=== Excerpt to read ===
---

Photo by Balaram Mahaldar/Wikimedia
 
Name of the Asset | Improving the Effectiveness, Efficiency and Sustainability of Fertilizer Use in South Asia
Type of Asset | Working Paper
Date | June 2013

 

Summary

Over the last few decades, declining agricultural yield is emerging as an important concern in South Asia, a region marked by inequities in food and nutritional security. The current patterns of fertilizer use with heavy reliance on nitrogenous fertilizer – coupled with poor nutrition management, lack of complementary inputs, declining soil fertility, and weak marketing and distribution systems – have emerged as major impediments to improving the effectiveness of fertilizer use in the region. This study aims to identify the major constraints that reduce the effectiveness, efficiency, and sustainability of fertilizer use in South Asia.

---

=== Information shown ===

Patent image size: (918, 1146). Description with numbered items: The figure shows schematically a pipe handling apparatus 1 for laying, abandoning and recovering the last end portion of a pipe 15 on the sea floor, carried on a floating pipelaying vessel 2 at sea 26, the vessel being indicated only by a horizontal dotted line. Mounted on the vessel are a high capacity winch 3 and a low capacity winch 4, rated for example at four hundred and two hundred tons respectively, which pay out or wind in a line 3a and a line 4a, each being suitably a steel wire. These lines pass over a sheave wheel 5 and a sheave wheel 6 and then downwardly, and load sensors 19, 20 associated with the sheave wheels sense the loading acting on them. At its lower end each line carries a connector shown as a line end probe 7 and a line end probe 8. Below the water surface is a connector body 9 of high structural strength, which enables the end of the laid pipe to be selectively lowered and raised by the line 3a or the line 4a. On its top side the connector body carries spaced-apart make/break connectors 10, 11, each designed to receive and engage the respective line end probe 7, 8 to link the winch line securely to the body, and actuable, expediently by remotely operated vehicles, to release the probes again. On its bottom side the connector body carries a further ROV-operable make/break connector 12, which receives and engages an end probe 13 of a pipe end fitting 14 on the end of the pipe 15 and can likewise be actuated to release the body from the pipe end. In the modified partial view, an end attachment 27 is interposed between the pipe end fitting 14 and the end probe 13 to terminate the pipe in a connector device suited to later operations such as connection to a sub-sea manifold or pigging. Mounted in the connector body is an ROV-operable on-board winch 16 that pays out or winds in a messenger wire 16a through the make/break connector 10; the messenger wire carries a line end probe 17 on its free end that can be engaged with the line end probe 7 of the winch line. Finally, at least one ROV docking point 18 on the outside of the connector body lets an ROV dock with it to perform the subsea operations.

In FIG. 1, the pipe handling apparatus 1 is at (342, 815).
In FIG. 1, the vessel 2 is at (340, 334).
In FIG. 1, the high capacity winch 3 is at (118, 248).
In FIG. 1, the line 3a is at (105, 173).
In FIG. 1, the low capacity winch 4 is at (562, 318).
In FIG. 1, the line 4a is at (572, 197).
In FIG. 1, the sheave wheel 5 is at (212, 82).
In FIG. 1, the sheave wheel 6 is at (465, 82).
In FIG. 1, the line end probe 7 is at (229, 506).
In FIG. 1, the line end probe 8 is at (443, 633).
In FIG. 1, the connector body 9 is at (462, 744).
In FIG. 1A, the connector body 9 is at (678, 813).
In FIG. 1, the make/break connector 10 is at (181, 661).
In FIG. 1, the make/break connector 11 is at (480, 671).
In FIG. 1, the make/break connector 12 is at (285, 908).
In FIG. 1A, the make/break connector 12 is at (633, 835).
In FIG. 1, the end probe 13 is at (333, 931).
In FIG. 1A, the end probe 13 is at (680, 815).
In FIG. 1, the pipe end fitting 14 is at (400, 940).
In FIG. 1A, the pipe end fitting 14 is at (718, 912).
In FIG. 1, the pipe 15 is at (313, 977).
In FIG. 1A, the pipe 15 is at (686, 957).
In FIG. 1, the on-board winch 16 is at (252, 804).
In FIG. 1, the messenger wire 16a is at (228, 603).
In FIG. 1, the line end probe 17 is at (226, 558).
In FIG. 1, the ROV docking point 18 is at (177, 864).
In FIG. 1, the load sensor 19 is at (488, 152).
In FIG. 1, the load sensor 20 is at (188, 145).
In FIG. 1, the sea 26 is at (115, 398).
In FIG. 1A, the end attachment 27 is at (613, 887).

---

=== Required actions ===
A - From the fertilizer-use summary, extract the passage starting with "Photo by Balaram" and going on through "in South Asia.", copying it word for word.
B - According to the fertilizer-use summary, which type of fertilizer do current patterns of use in South Asia rely on heavily?
C - In one to three sentences, explain what the fertilizer-use summary identifies as standing in the way of more effective fertilizer use in South Asia.

=== Responses to the tasks ===
A -
Photo by Balaram Mahaldar/Wikimedia
 
Name of the Asset | Improving the Effectiveness, Efficiency and Sustainability of Fertilizer Use in South Asia
Type of Asset | Working Paper
Date | June 2013

 

Summary

Over the last few decades, declining agricultural yield is emerging as an important concern in South Asia, a region marked by inequities in food and nutritional security. The current patterns of fertilizer use with heavy reliance on nitrogenous fertilizer – coupled with poor nutrition management, lack of complementary inputs, declining soil fertility, and weak marketing and distribution systems – have emerged as major impediments to improving the effectiveness of fertilizer use in the region. This study aims to identify the major constraints that reduce the effectiveness, efficiency, and sustainability of fertilizer use in South Asia.

B - Nitrogenous fertilizer.

C - The current patterns of fertilizer use, with heavy reliance on nitrogenous fertilizer, are a major impediment. Poor nutrition management, a lack of complementary inputs, declining soil fertility, and weak marketing and distribution systems compound the problem.